* Begin *
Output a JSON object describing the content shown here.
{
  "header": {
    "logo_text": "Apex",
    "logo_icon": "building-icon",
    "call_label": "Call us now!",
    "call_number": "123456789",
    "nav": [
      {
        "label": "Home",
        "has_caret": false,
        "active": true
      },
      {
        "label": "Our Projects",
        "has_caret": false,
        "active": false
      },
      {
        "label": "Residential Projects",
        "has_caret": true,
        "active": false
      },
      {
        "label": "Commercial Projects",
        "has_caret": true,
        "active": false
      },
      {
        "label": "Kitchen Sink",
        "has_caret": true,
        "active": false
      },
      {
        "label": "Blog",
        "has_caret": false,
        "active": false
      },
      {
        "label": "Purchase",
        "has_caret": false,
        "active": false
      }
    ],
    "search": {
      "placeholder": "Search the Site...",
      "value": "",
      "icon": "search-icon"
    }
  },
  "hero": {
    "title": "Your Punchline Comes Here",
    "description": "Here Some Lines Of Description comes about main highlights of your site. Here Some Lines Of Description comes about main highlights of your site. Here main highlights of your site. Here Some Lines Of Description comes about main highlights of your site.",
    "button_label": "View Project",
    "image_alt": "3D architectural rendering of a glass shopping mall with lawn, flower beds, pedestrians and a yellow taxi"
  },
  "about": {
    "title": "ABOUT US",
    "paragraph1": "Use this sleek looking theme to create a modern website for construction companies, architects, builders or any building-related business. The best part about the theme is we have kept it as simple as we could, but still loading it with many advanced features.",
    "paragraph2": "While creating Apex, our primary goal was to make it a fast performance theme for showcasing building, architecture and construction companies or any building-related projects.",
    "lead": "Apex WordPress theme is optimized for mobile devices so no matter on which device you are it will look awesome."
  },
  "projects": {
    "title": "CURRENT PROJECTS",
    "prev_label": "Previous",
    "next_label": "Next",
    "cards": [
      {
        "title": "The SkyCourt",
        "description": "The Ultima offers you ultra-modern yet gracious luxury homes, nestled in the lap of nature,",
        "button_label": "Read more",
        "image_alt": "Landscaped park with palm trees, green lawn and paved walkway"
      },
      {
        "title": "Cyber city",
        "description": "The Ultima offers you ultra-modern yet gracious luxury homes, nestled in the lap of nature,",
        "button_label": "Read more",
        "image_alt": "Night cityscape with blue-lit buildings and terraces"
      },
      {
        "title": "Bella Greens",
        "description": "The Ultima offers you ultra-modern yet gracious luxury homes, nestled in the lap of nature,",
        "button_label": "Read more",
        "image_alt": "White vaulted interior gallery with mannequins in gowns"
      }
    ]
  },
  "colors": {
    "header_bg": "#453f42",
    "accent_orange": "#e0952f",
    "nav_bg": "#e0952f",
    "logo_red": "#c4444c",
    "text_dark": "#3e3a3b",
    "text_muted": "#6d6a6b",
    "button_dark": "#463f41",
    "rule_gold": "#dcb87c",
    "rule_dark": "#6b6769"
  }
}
* End *
> _Exercise requirements_: Write every record out again, unaltered.

> _Written answer_:
Output a JSON object describing the content shown here.
{
  "header": {
    "logo_text": "Apex",
    "logo_icon": "building-icon",
    "call_label": "Call us now!",
    "call_number": "123456789",
    "nav": [
      {
        "label": "Home",
        "has_caret": false,
        "active": true
      },
      {
        "label": "Our Projects",
        "has_caret": false,
        "active": false
      },
      {
        "label": "Residential Projects",
        "has_caret": true,
        "active": false
      },
      {
        "label": "Commercial Projects",
        "has_caret": true,
        "active": false
      },
      {
        "label": "Kitchen Sink",
        "has_caret": true,
        "active": false
      },
      {
        "label": "Blog",
        "has_caret": false,
        "active": false
      },
      {
        "label": "Purchase",
        "has_caret": false,
        "active": false
      }
    ],
    "search": {
      "placeholder": "Search the Site...",
      "value": "",
      "icon": "search-icon"
    }
  },
  "hero": {
    "title": "Your Punchline Comes Here",
    "description": "Here Some Lines Of Description comes about main highlights of your site. Here Some Lines Of Description comes about main highlights of your site. Here main highlights of your site. Here Some Lines Of Description comes about main highlights of your site.",
    "button_label": "View Project",
    "image_alt": "3D architectural rendering of a glass shopping mall with lawn, flower beds, pedestrians and a yellow taxi"
  },
  "about": {
    "title": "ABOUT US",
    "paragraph1": "Use this sleek looking theme to create a modern website for construction companies, architects, builders or any building-related business. The best part about the theme is we have kept it as simple as we could, but still loading it with many advanced features.",
    "paragraph2": "While creating Apex, our primary goal was to make it a fast performance theme for showcasing building, architecture and construction companies or any building-related projects.",
    "lead": "Apex WordPress theme is optimized for mobile devices so no matter on which device you are it will look awesome."
  },
  "projects": {
    "title": "CURRENT PROJECTS",
    "prev_label": "Previous",
    "next_label": "Next",
    "cards": [
      {
        "title": "The SkyCourt",
        "description": "The Ultima offers you ultra-modern yet gracious luxury homes, nestled in the lap of nature,",
        "button_label": "Read more",
        "image_alt": "Landscaped park with palm trees, green lawn and paved walkway"
      },
      {
        "title": "Cyber city",
        "description": "The Ultima offers you ultra-modern yet gracious luxury homes, nestled in the lap of nature,",
        "button_label": "Read more",
        "image_alt": "Night cityscape with blue-lit buildings and terraces"
      },
      {
        "title": "Bella Greens",
        "description": "The Ultima offers you ultra-modern yet gracious luxury homes, nestled in the lap of nature,",
        "button_label": "Read more",
        "image_alt": "White vaulted interior gallery with mannequins in gowns"
      }
    ]
  },
  "colors": {
    "header_bg": "#453f42",
    "accent_orange": "#e0952f",
    "nav_bg": "#e0952f",
    "logo_red": "#c4444c",
    "text_dark": "#3e3a3b",
    "text_muted": "#6d6a6b",
    "button_dark": "#463f41",
    "rule_gold": "#dcb87c",
    "rule_dark": "#6b6769"
  }
}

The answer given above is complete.